Отворив дверь, человек этот остановился на пороге.

Алексей Максимович Горький, приподнявшись, протянул руку ему и сказал:

— Прошу!

И по обычаю своему взглянул в глаза вошедшему улыбающимися, внимательными своими глазами.

Посетитель, храня все тот же мрачный, чопорный вид, поздоровался с Алексеем Максимовичем и вручил ему объемистую рукопись. Это были исписанные размашистым почерком огромные, вырванные из бухгалтерского гроссбуха листы. Затем он сел на стул, заложил ногу на ногу, скрутил, важно и сосредоточенно поджав губы, козью ножку, закурил, и в комнате запахло махоркой. От предложенных Алексеем Максимовичем папирос он вежливо отказался, объяснив, что любит крепкий табак.

Случайный и почтительный свидетель этой встречи, я из последовавшего затем разговора понял, что этот угрюмый человек в солдатской гимнастерке — писатель Александр Грин. Друг против друга сидели самый ясный и близкий народу писатель Максим Горький, гениальное сердце которого хранило неисчерпаемые запасы оптимизма, и нелюдимый, резко отделивший мечту свою о жизни от жизни реальной писатель Александр Грин.

Это было в двадцатом году. В тот год Алексей Максимович, собирая интеллигенцию и организовывая ряд литературных и других культурных предприятий, нашел Александра Грина и привлек его к работе над биографиями исследователей Африки. Алексей Максимович попутно выяснил, что Александр Грин только что оправился после сыпного тифа, находится в трудном материальном положении и даже не имеет где жить. И по обычаю своему Алексей Максимович осторожно и умело устроил Грину все возможное для работы и выхлопотал ему комнату в Доме искусств, который описан Грином в рассказе «Крысолов».

Громадная фигура Александра Грина стала появляться в двадцатые годы на литературных собраниях, внушая молодежи некоторый страх и почтение. Грин слушал споры и дискуссии писателей и молчал. Он был неразговорчивый и невеселый человек. Этот сорокалетний «старик» не очень доверчиво, но очень внимательно присматривался к молодым советским писателям, начинавшим тогда свою работу. В рассказе одного из молодых, читавшемся публично, попалась фраза: «Небо было как небо», и это был единственный случай, когда Грин рассердился и расстроился. «„Небо было как небо",— повторял он.— „Небо было как небо"...» И просил меня передать молодому писателю, что так нельзя. Сам он в разговор с ним не вступил.

### ЗАПИСАННЫЕ СВЕДЕНИЯ
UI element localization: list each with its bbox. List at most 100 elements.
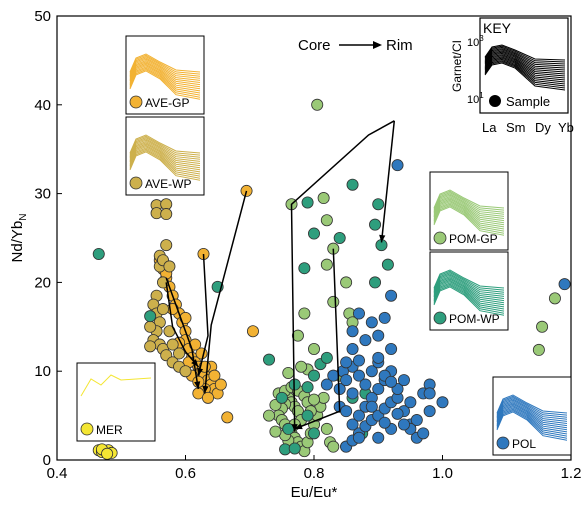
inset-pattern-line <box>129 69 201 98</box>
key-pattern-line <box>484 58 566 85</box>
inset-pom-gp: POM-GP <box>429 171 509 251</box>
point-pol <box>340 356 353 369</box>
key-pattern-line <box>484 48 566 67</box>
point-pom-gp <box>282 366 295 379</box>
key-pattern-line <box>484 57 566 83</box>
point-pol <box>397 374 410 387</box>
y-axis-label: Nd/YbN <box>9 214 29 263</box>
inset-pattern-line <box>129 146 201 173</box>
point-pom-wp <box>320 351 333 364</box>
inset-pattern-line <box>433 275 505 299</box>
y-tick-label: 10 <box>34 363 51 380</box>
inset-pattern-line <box>496 411 568 441</box>
point-ave-wp <box>166 338 179 351</box>
point-pol <box>385 342 398 355</box>
key-pattern-line <box>484 54 566 77</box>
inset-pattern-line <box>496 403 568 429</box>
point-pol <box>352 409 365 422</box>
inset-label: MER <box>96 423 123 437</box>
point-pol <box>423 405 436 418</box>
inset-pattern-line <box>433 279 505 306</box>
inset-pattern-line <box>129 53 201 73</box>
inset-pattern-line <box>433 189 505 209</box>
point-pol <box>423 387 436 400</box>
inset-pattern-line <box>433 194 505 217</box>
x-tick-label: 0.8 <box>304 465 325 482</box>
inset-pattern-line <box>433 202 505 230</box>
point-pol <box>391 159 404 172</box>
point-ave-gp <box>214 378 227 391</box>
key-box: KEY 103 101 Garnet/CI Sample La Sm Dy Yb <box>450 17 574 135</box>
key-xtick-sm: Sm <box>506 120 526 135</box>
key-pattern-line <box>484 51 566 73</box>
inset-pattern-line <box>129 65 201 92</box>
point-pom-wp <box>346 178 359 191</box>
core-rim-path <box>290 120 395 432</box>
y-tick-label: 0 <box>43 452 51 469</box>
point-ave-wp <box>163 260 176 273</box>
point-pom-wp <box>301 381 314 394</box>
inset-marker <box>129 176 143 190</box>
inset-pattern-line <box>129 139 201 162</box>
inset-pattern-line <box>496 397 568 418</box>
point-mer-dup <box>532 343 545 356</box>
inset-pattern-line <box>433 273 505 295</box>
point-pol <box>385 375 398 388</box>
core-rim-arrowhead <box>294 423 303 430</box>
point-pol <box>352 354 365 367</box>
key-pattern-line <box>484 45 566 63</box>
inset-label: AVE-WP <box>145 177 191 191</box>
key-title: KEY <box>483 20 512 36</box>
inset-marker <box>129 95 143 109</box>
core-rim-arrowhead <box>379 234 386 243</box>
point-pom-wp <box>288 442 301 455</box>
inset-pattern-line <box>433 281 505 308</box>
inset-pattern-line <box>129 137 201 158</box>
inset-pattern-line <box>496 407 568 435</box>
point-ave-gp <box>201 391 214 404</box>
point-pol <box>385 289 398 302</box>
point-pol <box>320 378 333 391</box>
point-ave-wp <box>179 365 192 378</box>
inset-pol: POL <box>492 376 572 456</box>
inset-pattern-line <box>129 134 201 154</box>
inset-pattern-line <box>496 398 568 420</box>
inset-pattern-line <box>129 57 201 79</box>
inset-pattern-line <box>496 400 568 424</box>
axes: 0.4 0.6 0.8 1.0 1.2 0 10 20 30 40 50 <box>34 8 581 482</box>
inset-ave-wp: AVE-WP <box>125 116 205 196</box>
point-pol <box>378 416 391 429</box>
point-pol <box>352 369 365 382</box>
inset-pattern-line <box>496 394 568 414</box>
y-axis-label-main: Nd/Yb <box>9 221 26 263</box>
point-pom-wp <box>307 369 320 382</box>
inset-pattern-line <box>433 286 505 316</box>
point-ave-wp <box>157 303 170 316</box>
point-ave-wp <box>160 208 173 221</box>
inset-pattern-line <box>129 61 201 86</box>
inset-pattern-line <box>129 54 201 75</box>
point-pom-wp <box>301 409 314 422</box>
core-rim-path <box>204 190 248 394</box>
inset-pattern-line <box>129 138 201 160</box>
point-pol <box>346 387 359 400</box>
point-pol <box>372 382 385 395</box>
inset-pattern-line <box>496 402 568 427</box>
inset-pattern-line <box>433 197 505 222</box>
inset-label: POM-GP <box>449 232 498 246</box>
point-pom-gp <box>307 342 320 355</box>
point-pol <box>359 334 372 347</box>
point-mer <box>101 447 114 460</box>
point-pom-wp <box>92 247 105 260</box>
inset-ave-gp: AVE-GP <box>125 35 205 115</box>
point-pom-gp <box>320 214 333 227</box>
inset-pattern-line <box>433 205 505 234</box>
key-pattern-line <box>484 46 566 65</box>
point-pom-gp <box>291 329 304 342</box>
point-pom-gp <box>298 307 311 320</box>
point-pom-gp <box>320 422 333 435</box>
key-pattern-line <box>484 55 566 79</box>
key-pattern-line <box>484 61 566 89</box>
point-pol <box>359 378 372 391</box>
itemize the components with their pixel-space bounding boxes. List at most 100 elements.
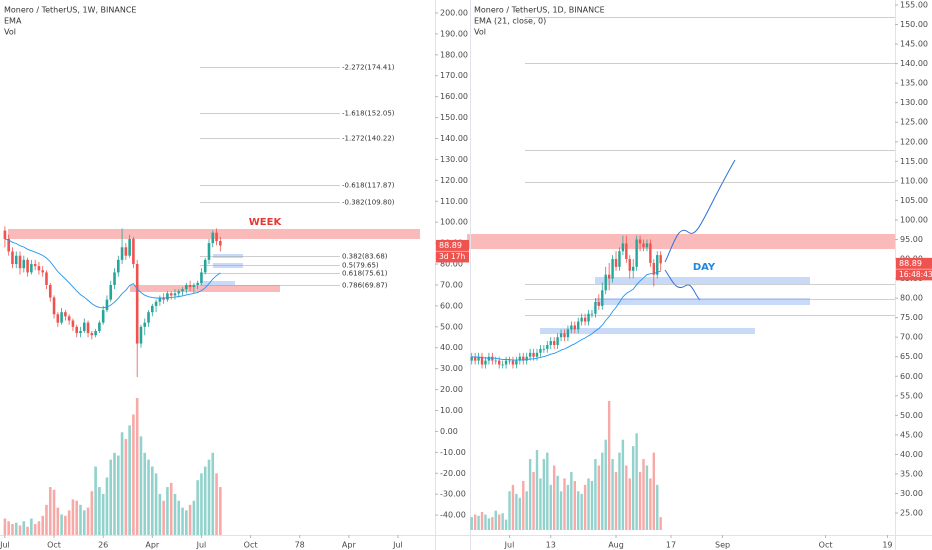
candle-body — [67, 316, 71, 321]
candle-body — [504, 360, 508, 365]
x-tick-label: Apr — [145, 541, 160, 550]
candle-body — [491, 356, 494, 361]
candle-body — [196, 282, 199, 285]
fib-label: -1.618(152.05) — [342, 110, 395, 118]
candle-body — [48, 284, 52, 298]
fib-label: -0.382(109.80) — [342, 199, 395, 207]
candle-body — [169, 293, 173, 296]
volume-bar — [573, 480, 576, 530]
candle-body — [52, 297, 56, 315]
candle-body — [219, 241, 222, 246]
volume-bar — [614, 471, 618, 530]
volume-bar — [30, 518, 33, 535]
candle-body — [154, 301, 158, 306]
candle-body — [177, 291, 181, 294]
volume-bar — [621, 439, 625, 530]
y-tick-label: 25.00 — [900, 509, 923, 518]
x-tick-label: 17 — [666, 541, 676, 550]
candle-body — [128, 238, 131, 256]
y-tick-label: 150.00 — [900, 20, 928, 29]
candle-body — [151, 305, 154, 313]
blue-zone — [595, 277, 810, 284]
projection — [664, 159, 736, 301]
volume-bar — [539, 478, 542, 530]
candle-body — [546, 344, 549, 349]
y-tick-label: 45.00 — [900, 430, 923, 439]
y-tick-label: 115.00 — [900, 157, 928, 166]
volume-bar — [566, 484, 570, 530]
candle-body — [473, 356, 477, 361]
candle-body — [200, 272, 203, 283]
candle-body — [628, 259, 631, 271]
volume-bar — [659, 517, 662, 530]
candle-body — [480, 356, 484, 365]
volume-bar — [151, 466, 154, 535]
x-tick-label: Oct — [819, 541, 833, 550]
chart-title: Monero / TetherUS, 1D, BINANCE — [474, 6, 605, 15]
candle-body — [532, 352, 535, 357]
volume-bar — [185, 510, 188, 535]
last-price-label: 88.89 — [439, 241, 462, 250]
volume-bar — [473, 514, 477, 530]
x-tick-label: Apr — [342, 541, 357, 550]
candle-body — [166, 293, 169, 300]
volume-bar — [162, 500, 165, 535]
resistance-zone — [467, 234, 895, 249]
volume-bar — [132, 414, 135, 535]
y-tick-label: 140.00 — [900, 59, 928, 68]
candle-body — [556, 337, 559, 345]
y-tick-label: 50.00 — [440, 322, 463, 331]
candle-body — [631, 266, 635, 271]
volume-bar — [105, 477, 109, 535]
volume-bar — [128, 425, 131, 535]
volume-bar — [98, 487, 101, 535]
volume-bar — [528, 459, 532, 530]
candle-body — [64, 312, 67, 317]
y-tick-label: 40.00 — [900, 450, 923, 459]
candle-body — [508, 360, 511, 362]
candle-body — [635, 239, 638, 267]
candle-body — [147, 312, 150, 323]
volume-bar — [577, 491, 580, 530]
y-tick-label: 70.00 — [900, 333, 923, 342]
candle-body — [470, 356, 473, 361]
volume-bar — [26, 526, 29, 535]
candle-body — [580, 317, 583, 322]
x-tick-label: Sep — [715, 541, 730, 550]
candle-body — [587, 313, 590, 322]
last-price-label: 88.89 — [899, 259, 922, 268]
candle-body — [528, 352, 532, 357]
volume-bar — [215, 473, 218, 535]
volume-bar — [135, 398, 139, 535]
volume-bar — [3, 518, 7, 535]
volume-bar — [71, 499, 75, 535]
volume-bar — [41, 515, 45, 535]
volume-bar — [158, 493, 162, 535]
volume-bar — [477, 515, 480, 530]
y-tick-label: 130.00 — [900, 98, 928, 107]
candle-body — [33, 264, 37, 267]
candle-body — [611, 259, 614, 279]
y-tick-label: 20.00 — [440, 385, 463, 394]
y-tick-label: 80.00 — [440, 260, 463, 269]
volume-bar — [166, 487, 169, 535]
volume-bar — [67, 510, 71, 535]
volume-bar — [645, 465, 649, 530]
candle-body — [158, 297, 162, 302]
y-tick-label: 130.00 — [440, 155, 468, 164]
candle-body — [607, 274, 611, 279]
candle-body — [82, 322, 86, 332]
volume-bar — [628, 478, 631, 530]
volume-bar — [559, 491, 563, 530]
volume-bar — [101, 493, 105, 535]
blue-zone — [200, 281, 235, 285]
fib-label: -1.272(140.22) — [342, 135, 395, 143]
volume-bar — [14, 522, 18, 535]
volume-bar — [570, 471, 573, 530]
fib-label: 0.5(79.65) — [342, 262, 379, 270]
volume-bar — [33, 524, 37, 535]
ema-line — [4, 238, 221, 309]
candle-body — [3, 230, 7, 239]
volume-bar — [642, 459, 645, 530]
candle-body — [625, 243, 628, 260]
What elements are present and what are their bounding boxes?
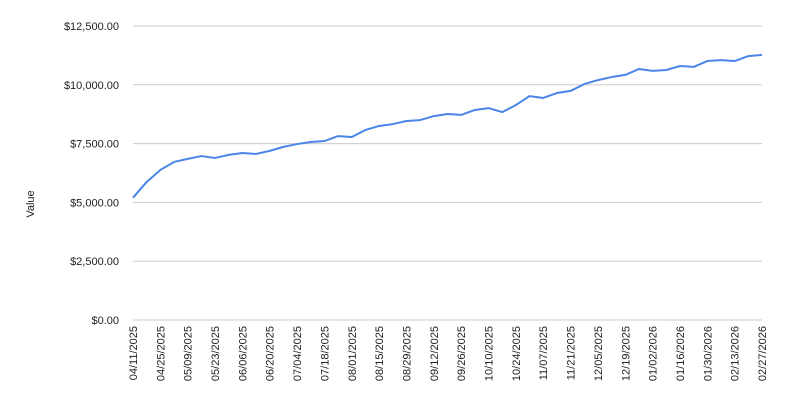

### ЗАДАЧИ
a: Повторите из воспоминаний о Грине фрагмент от слов «И по обычаю своему взглянул» до слов «любит крепкий табак.» включительно.
b: Где, согласно воспоминаниям о Грине, Алексей Максимович выхлопотал Грину комнату?
c: Подхватите воспоминания о Грине и продолжите их сразу после последней фразы.

### ОТВЕТЫ
a:
И по обычаю своему взглянул в глаза вошедшему улыбающимися, внимательными своими глазами.

Посетитель, храня все тот же мрачный, чопорный вид, поздоровался с Алексеем Максимовичем и вручил ему объемистую рукопись. Это были исписанные размашистым почерком огромные, вырванные из бухгалтерского гроссбуха листы. Затем он сел на стул, заложил ногу на ногу, скрутил, важно и сосредоточенно поджав губы, козью ножку, закурил, и в комнате запахло махоркой. От предложенных Алексеем Максимовичем папирос он вежливо отказался, объяснив, что любит крепкий табак.

b: В Доме искусств.

c:
Имя Александра Грина звучало в дореволюционной русской литературе отдельно от всех школ и течений, отдельно от всех других писательских имен. Имя — Александр Грин — звучало дико и бесприютно, как имя странного и очень одинокого создателя нереальных, только в воображении автора живущих людей и стран. Толстые журналы и альманахи редко допускали на свои страницы произведения этого мечтателя. Маститые критики не утруждали себя писанием статей об этом необычном авторе необычных для русской литературы вещей.

Но все же творчество Александра Грина, вызывавшее интерес и внимание читателя, требовало объяснений. И было решено, что Александр Грин — последователь авантюрной западноевропейской и американской литературы.

Грин был оттеснен в мелкие журналы, требующие «сюжетной литературы», он получал премии на конкурсах бульварной «Биржевки». Негласно было решено, что серьезных проблем этот писатель не ставит. Имя его стояло в ряду забытых ныне литераторов, постоянных сотрудников всякого рода «Синих журналов».

Но Александр Грин продолжал беспокоить воображение. Он не развлекал, а тревожил. И в каком бы плохоньком журнальчике ни печатались рассказы его, они, резко контрастируя с остальным материалом, обращали на себя внимание и оставались в памяти. Имена влиявших на Грина иностранных писателей кое-что объясняли в творчестве Грина. Любимейшими писателями Грина были Стивенсон и По, и бесспорно влияние на него этих классиков. Но неразъясненным оставалось своеобразие Грина.